* [Written exercise]: Repeat the whole of the data, keeping every detail the same.

[Start Material shown]

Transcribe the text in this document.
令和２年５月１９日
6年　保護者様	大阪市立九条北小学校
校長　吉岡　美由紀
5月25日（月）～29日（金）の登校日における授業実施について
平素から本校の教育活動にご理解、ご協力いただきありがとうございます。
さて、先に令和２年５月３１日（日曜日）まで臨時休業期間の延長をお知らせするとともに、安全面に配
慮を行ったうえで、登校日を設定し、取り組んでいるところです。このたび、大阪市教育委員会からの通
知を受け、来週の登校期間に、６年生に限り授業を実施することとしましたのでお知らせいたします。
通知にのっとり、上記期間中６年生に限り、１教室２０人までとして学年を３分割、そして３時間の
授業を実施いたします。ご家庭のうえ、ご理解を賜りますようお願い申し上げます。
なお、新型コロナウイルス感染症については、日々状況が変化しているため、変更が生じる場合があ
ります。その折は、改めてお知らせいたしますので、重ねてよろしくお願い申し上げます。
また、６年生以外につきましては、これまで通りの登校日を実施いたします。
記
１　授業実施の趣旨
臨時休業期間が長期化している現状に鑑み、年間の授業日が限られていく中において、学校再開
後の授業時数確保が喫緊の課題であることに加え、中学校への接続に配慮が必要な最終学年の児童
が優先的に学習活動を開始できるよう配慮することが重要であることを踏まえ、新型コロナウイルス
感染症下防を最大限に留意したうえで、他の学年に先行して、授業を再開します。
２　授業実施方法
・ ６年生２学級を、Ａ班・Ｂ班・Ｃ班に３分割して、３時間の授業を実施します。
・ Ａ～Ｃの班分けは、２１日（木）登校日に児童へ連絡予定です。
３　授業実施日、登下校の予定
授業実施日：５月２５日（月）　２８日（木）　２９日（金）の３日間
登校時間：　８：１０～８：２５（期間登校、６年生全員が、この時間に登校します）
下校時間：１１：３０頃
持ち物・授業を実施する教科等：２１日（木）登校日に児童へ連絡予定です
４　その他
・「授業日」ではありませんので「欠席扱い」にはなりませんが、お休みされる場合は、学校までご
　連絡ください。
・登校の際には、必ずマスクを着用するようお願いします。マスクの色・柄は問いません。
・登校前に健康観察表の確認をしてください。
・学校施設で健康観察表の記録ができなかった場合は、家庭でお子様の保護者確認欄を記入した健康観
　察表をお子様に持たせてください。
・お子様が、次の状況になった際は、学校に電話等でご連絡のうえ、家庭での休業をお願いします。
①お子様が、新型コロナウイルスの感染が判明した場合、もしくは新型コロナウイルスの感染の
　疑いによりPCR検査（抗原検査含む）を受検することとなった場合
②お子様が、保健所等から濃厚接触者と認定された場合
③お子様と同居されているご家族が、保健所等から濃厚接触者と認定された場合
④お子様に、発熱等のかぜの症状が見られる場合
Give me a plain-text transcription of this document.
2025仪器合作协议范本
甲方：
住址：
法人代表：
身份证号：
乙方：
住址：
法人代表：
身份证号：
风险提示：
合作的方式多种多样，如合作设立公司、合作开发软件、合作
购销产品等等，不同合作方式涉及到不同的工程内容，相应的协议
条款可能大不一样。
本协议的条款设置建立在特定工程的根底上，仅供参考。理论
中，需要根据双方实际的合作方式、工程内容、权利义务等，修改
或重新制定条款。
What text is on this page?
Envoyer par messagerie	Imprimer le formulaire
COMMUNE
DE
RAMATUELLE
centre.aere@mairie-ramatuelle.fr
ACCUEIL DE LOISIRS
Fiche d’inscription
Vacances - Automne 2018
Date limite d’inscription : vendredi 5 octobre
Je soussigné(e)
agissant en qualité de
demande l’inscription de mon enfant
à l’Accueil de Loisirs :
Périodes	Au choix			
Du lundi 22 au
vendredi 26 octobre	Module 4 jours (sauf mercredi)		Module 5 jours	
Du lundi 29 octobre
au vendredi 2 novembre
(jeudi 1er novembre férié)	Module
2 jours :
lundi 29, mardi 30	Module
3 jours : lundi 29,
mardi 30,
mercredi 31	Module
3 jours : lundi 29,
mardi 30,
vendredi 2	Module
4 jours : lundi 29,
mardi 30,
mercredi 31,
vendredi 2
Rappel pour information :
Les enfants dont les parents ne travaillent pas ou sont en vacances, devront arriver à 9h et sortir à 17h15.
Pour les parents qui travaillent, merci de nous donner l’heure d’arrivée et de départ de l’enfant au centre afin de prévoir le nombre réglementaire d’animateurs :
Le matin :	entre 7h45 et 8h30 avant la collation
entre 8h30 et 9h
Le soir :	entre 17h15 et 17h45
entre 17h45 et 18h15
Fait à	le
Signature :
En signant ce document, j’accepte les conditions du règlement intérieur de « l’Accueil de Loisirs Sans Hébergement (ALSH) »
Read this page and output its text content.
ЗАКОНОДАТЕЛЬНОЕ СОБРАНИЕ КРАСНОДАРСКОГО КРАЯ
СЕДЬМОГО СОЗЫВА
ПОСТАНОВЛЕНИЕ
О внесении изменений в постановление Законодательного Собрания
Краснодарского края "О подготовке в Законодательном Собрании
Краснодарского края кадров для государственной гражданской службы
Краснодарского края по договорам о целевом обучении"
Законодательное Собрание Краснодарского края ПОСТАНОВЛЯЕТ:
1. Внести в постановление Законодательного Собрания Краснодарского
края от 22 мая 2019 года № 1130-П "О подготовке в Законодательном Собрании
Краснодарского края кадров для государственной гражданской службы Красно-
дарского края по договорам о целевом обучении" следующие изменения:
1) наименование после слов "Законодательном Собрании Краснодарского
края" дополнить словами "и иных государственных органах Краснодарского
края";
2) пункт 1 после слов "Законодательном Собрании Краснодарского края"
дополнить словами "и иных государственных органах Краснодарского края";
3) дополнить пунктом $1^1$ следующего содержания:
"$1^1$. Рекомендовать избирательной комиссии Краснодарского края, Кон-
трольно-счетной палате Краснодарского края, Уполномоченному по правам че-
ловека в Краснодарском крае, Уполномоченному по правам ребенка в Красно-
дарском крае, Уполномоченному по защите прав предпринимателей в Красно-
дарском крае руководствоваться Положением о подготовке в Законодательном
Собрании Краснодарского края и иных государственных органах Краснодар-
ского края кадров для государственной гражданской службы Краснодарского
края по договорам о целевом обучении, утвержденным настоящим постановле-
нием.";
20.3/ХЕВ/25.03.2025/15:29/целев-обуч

[End Material shown]

* [Solution to the exercise]:
Transcribe the text in this document.
令和２年５月１９日
6年　保護者様	大阪市立九条北小学校
校長　吉岡　美由紀
5月25日（月）～29日（金）の登校日における授業実施について
平素から本校の教育活動にご理解、ご協力いただきありがとうございます。
さて、先に令和２年５月３１日（日曜日）まで臨時休業期間の延長をお知らせするとともに、安全面に配
慮を行ったうえで、登校日を設定し、取り組んでいるところです。このたび、大阪市教育委員会からの通
知を受け、来週の登校期間に、６年生に限り授業を実施することとしましたのでお知らせいたします。
通知にのっとり、上記期間中６年生に限り、１教室２０人までとして学年を３分割、そして３時間の
授業を実施いたします。ご家庭のうえ、ご理解を賜りますようお願い申し上げます。
なお、新型コロナウイルス感染症については、日々状況が変化しているため、変更が生じる場合があ
ります。その折は、改めてお知らせいたしますので、重ねてよろしくお願い申し上げます。
また、６年生以外につきましては、これまで通りの登校日を実施いたします。
記
１　授業実施の趣旨
臨時休業期間が長期化している現状に鑑み、年間の授業日が限られていく中において、学校再開
後の授業時数確保が喫緊の課題であることに加え、中学校への接続に配慮が必要な最終学年の児童
が優先的に学習活動を開始できるよう配慮することが重要であることを踏まえ、新型コロナウイルス
感染症下防を最大限に留意したうえで、他の学年に先行して、授業を再開します。
２　授業実施方法
・ ６年生２学級を、Ａ班・Ｂ班・Ｃ班に３分割して、３時間の授業を実施します。
・ Ａ～Ｃの班分けは、２１日（木）登校日に児童へ連絡予定です。
３　授業実施日、登下校の予定
授業実施日：５月２５日（月）　２８日（木）　２９日（金）の３日間
登校時間：　８：１０～８：２５（期間登校、６年生全員が、この時間に登校します）
下校時間：１１：３０頃
持ち物・授業を実施する教科等：２１日（木）登校日に児童へ連絡予定です
４　その他
・「授業日」ではありませんので「欠席扱い」にはなりませんが、お休みされる場合は、学校までご
　連絡ください。
・登校の際には、必ずマスクを着用するようお願いします。マスクの色・柄は問いません。
・登校前に健康観察表の確認をしてください。
・学校施設で健康観察表の記録ができなかった場合は、家庭でお子様の保護者確認欄を記入した健康観
　察表をお子様に持たせてください。
・お子様が、次の状況になった際は、学校に電話等でご連絡のうえ、家庭での休業をお願いします。
①お子様が、新型コロナウイルスの感染が判明した場合、もしくは新型コロナウイルスの感染の
　疑いによりPCR検査（抗原検査含む）を受検することとなった場合
②お子様が、保健所等から濃厚接触者と認定された場合
③お子様と同居されているご家族が、保健所等から濃厚接触者と認定された場合
④お子様に、発熱等のかぜの症状が見られる場合
Give me a plain-text transcription of this document.
2025仪器合作协议范本
甲方：
住址：
法人代表：
身份证号：
乙方：
住址：
法人代表：
身份证号：
风险提示：
合作的方式多种多样，如合作设立公司、合作开发软件、合作
购销产品等等，不同合作方式涉及到不同的工程内容，相应的协议
条款可能大不一样。
本协议的条款设置建立在特定工程的根底上，仅供参考。理论
中，需要根据双方实际的合作方式、工程内容、权利义务等，修改
或重新制定条款。
What text is on this page?
Envoyer par messagerie	Imprimer le formulaire
COMMUNE
DE
RAMATUELLE
centre.aere@mairie-ramatuelle.fr
ACCUEIL DE LOISIRS
Fiche d’inscription
Vacances - Automne 2018
Date limite d’inscription : vendredi 5 octobre
Je soussigné(e)
agissant en qualité de
demande l’inscription de mon enfant
à l’Accueil de Loisirs :
Périodes	Au choix			
Du lundi 22 au
vendredi 26 octobre	Module 4 jours (sauf mercredi)		Module 5 jours	
Du lundi 29 octobre
au vendredi 2 novembre
(jeudi 1er novembre férié)	Module
2 jours :
lundi 29, mardi 30	Module
3 jours : lundi 29,
mardi 30,
mercredi 31	Module
3 jours : lundi 29,
mardi 30,
vendredi 2	Module
4 jours : lundi 29,
mardi 30,
mercredi 31,
vendredi 2
Rappel pour information :
Les enfants dont les parents ne travaillent pas ou sont en vacances, devront arriver à 9h et sortir à 17h15.
Pour les parents qui travaillent, merci de nous donner l’heure d’arrivée et de départ de l’enfant au centre afin de prévoir le nombre réglementaire d’animateurs :
Le matin :	entre 7h45 et 8h30 avant la collation
entre 8h30 et 9h
Le soir :	entre 17h15 et 17h45
entre 17h45 et 18h15
Fait à	le
Signature :
En signant ce document, j’accepte les conditions du règlement intérieur de « l’Accueil de Loisirs Sans Hébergement (ALSH) »
Read this page and output its text content.
ЗАКОНОДАТЕЛЬНОЕ СОБРАНИЕ КРАСНОДАРСКОГО КРАЯ
СЕДЬМОГО СОЗЫВА
ПОСТАНОВЛЕНИЕ
О внесении изменений в постановление Законодательного Собрания
Краснодарского края "О подготовке в Законодательном Собрании
Краснодарского края кадров для государственной гражданской службы
Краснодарского края по договорам о целевом обучении"
Законодательное Собрание Краснодарского края ПОСТАНОВЛЯЕТ:
1. Внести в постановление Законодательного Собрания Краснодарского
края от 22 мая 2019 года № 1130-П "О подготовке в Законодательном Собрании
Краснодарского края кадров для государственной гражданской службы Красно-
дарского края по договорам о целевом обучении" следующие изменения:
1) наименование после слов "Законодательном Собрании Краснодарского
края" дополнить словами "и иных государственных органах Краснодарского
края";
2) пункт 1 после слов "Законодательном Собрании Краснодарского края"
дополнить словами "и иных государственных органах Краснодарского края";
3) дополнить пунктом $1^1$ следующего содержания:
"$1^1$. Рекомендовать избирательной комиссии Краснодарского края, Кон-
трольно-счетной палате Краснодарского края, Уполномоченному по правам че-
ловека в Краснодарском крае, Уполномоченному по правам ребенка в Красно-
дарском крае, Уполномоченному по защите прав предпринимателей в Красно-
дарском крае руководствоваться Положением о подготовке в Законодательном
Собрании Краснодарского края и иных государственных органах Краснодар-
ского края кадров для государственной гражданской службы Краснодарского
края по договорам о целевом обучении, утвержденным настоящим постановле-
нием.";
20.3/ХЕВ/25.03.2025/15:29/целев-обуч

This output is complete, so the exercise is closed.